--- Start Material to process ---

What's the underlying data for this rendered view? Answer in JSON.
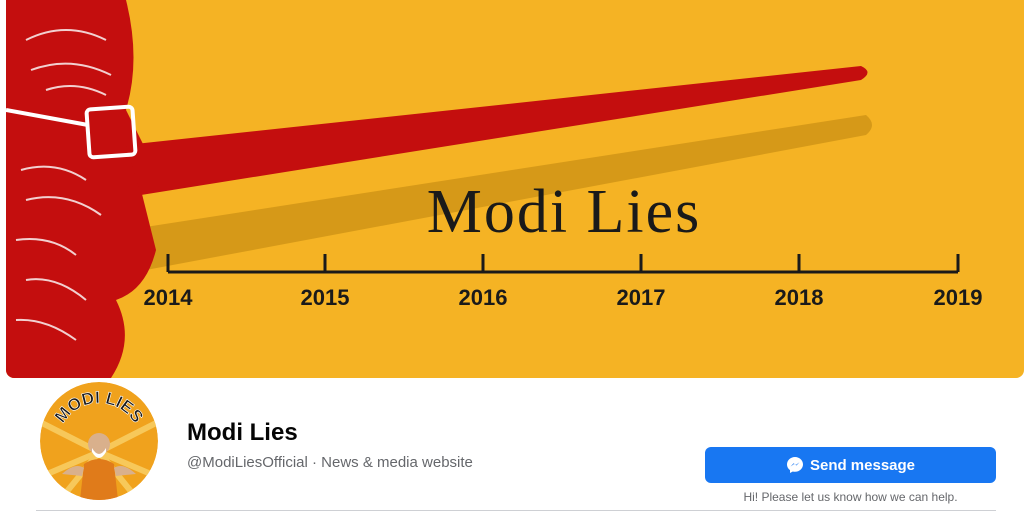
{
  "cover": {
    "title": "Modi Lies",
    "years": [
      "2014",
      "2015",
      "2016",
      "2017",
      "2018",
      "2019"
    ],
    "colors": {
      "background": "#f5b324",
      "nose": "#c40e0e",
      "ink": "#1a1a1a"
    }
  },
  "avatar": {
    "text": "MODI LIES"
  },
  "page": {
    "name": "Modi Lies",
    "handle_category": "@ModiLiesOfficial · News & media website"
  },
  "actions": {
    "send_message_label": "Send message",
    "send_message_icon": "messenger-icon",
    "send_hint": "Hi! Please let us know how we can help."
  },
  "colors": {
    "accent": "#1877f2"
  }
}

--- End Material to process ---

**What to do**
Output every entry verbatim. Pictures do not belong in the copy.

**Exercise answer**
What's the underlying data for this rendered view? Answer in JSON.
{
  "cover": {
    "title": "Modi Lies",
    "years": [
      "2014",
      "2015",
      "2016",
      "2017",
      "2018",
      "2019"
    ],
    "colors": {
      "background": "#f5b324",
      "nose": "#c40e0e",
      "ink": "#1a1a1a"
    }
  },
  "avatar": {
    "text": "MODI LIES"
  },
  "page": {
    "name": "Modi Lies",
    "handle_category": "@ModiLiesOfficial · News & media website"
  },
  "actions": {
    "send_message_label": "Send message",
    "send_message_icon": "messenger-icon",
    "send_hint": "Hi! Please let us know how we can help."
  },
  "colors": {
    "accent": "#1877f2"
  }
}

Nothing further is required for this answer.